#### [Exercise]
Quote each line of the material verbatim, without the pictures.

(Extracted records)
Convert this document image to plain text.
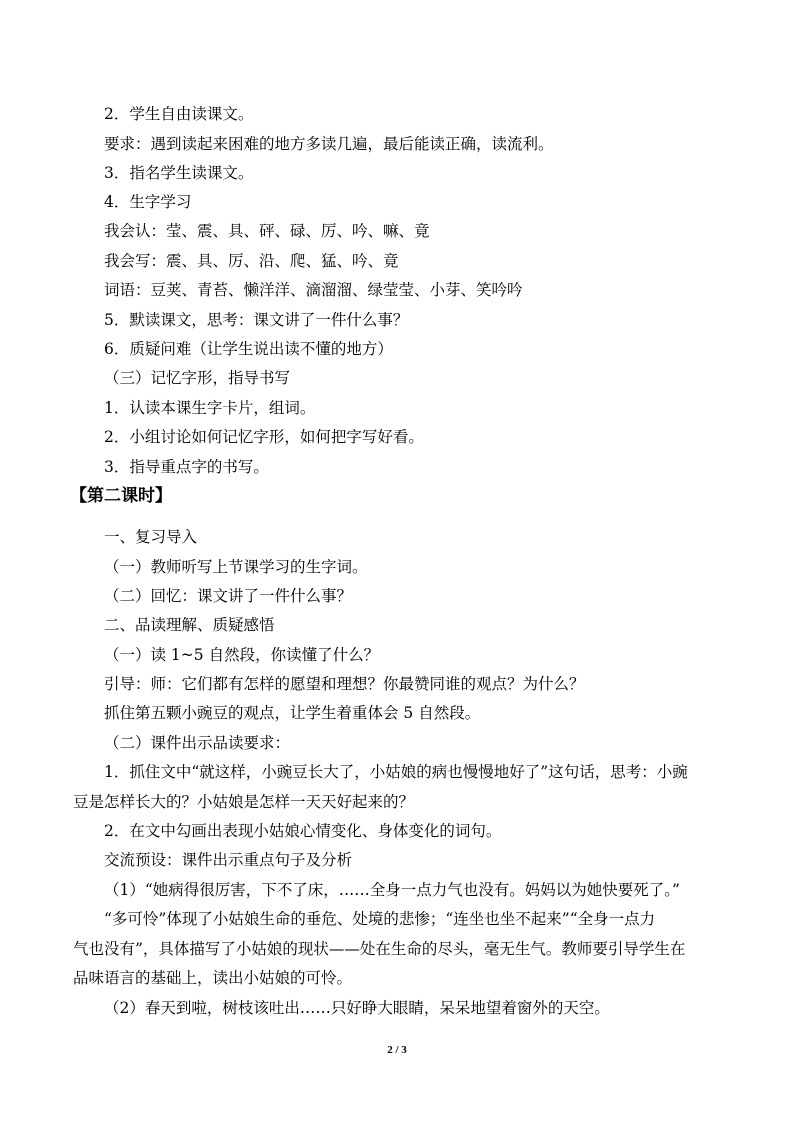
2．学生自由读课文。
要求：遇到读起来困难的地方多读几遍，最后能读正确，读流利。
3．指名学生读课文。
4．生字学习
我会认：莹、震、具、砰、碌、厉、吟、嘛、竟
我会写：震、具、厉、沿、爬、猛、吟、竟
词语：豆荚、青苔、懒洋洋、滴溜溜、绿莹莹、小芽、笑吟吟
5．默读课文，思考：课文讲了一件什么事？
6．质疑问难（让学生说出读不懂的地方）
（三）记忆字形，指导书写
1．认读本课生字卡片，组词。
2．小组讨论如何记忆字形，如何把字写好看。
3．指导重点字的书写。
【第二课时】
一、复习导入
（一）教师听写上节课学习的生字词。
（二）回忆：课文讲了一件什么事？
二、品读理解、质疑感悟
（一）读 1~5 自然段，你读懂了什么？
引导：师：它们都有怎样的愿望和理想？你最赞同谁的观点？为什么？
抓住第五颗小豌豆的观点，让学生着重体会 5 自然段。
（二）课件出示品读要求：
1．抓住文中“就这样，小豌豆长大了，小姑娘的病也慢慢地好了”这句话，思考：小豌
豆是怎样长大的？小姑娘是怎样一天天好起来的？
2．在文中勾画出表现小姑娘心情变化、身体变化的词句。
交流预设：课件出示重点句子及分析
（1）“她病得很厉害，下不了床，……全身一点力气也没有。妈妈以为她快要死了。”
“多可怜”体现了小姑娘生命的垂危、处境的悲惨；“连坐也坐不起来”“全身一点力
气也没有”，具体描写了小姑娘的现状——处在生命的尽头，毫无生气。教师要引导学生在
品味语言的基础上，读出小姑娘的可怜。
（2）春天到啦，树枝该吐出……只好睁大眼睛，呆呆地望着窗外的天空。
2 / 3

#### [Result of this exercise]
Convert this document image to plain text.
2．学生自由读课文。
要求：遇到读起来困难的地方多读几遍，最后能读正确，读流利。
3．指名学生读课文。
4．生字学习
我会认：莹、震、具、砰、碌、厉、吟、嘛、竟
我会写：震、具、厉、沿、爬、猛、吟、竟
词语：豆荚、青苔、懒洋洋、滴溜溜、绿莹莹、小芽、笑吟吟
5．默读课文，思考：课文讲了一件什么事？
6．质疑问难（让学生说出读不懂的地方）
（三）记忆字形，指导书写
1．认读本课生字卡片，组词。
2．小组讨论如何记忆字形，如何把字写好看。
3．指导重点字的书写。
【第二课时】
一、复习导入
（一）教师听写上节课学习的生字词。
（二）回忆：课文讲了一件什么事？
二、品读理解、质疑感悟
（一）读 1~5 自然段，你读懂了什么？
引导：师：它们都有怎样的愿望和理想？你最赞同谁的观点？为什么？
抓住第五颗小豌豆的观点，让学生着重体会 5 自然段。
（二）课件出示品读要求：
1．抓住文中“就这样，小豌豆长大了，小姑娘的病也慢慢地好了”这句话，思考：小豌
豆是怎样长大的？小姑娘是怎样一天天好起来的？
2．在文中勾画出表现小姑娘心情变化、身体变化的词句。
交流预设：课件出示重点句子及分析
（1）“她病得很厉害，下不了床，……全身一点力气也没有。妈妈以为她快要死了。”
“多可怜”体现了小姑娘生命的垂危、处境的悲惨；“连坐也坐不起来”“全身一点力
气也没有”，具体描写了小姑娘的现状——处在生命的尽头，毫无生气。教师要引导学生在
品味语言的基础上，读出小姑娘的可怜。
（2）春天到啦，树枝该吐出……只好睁大眼睛，呆呆地望着窗外的天空。
2 / 3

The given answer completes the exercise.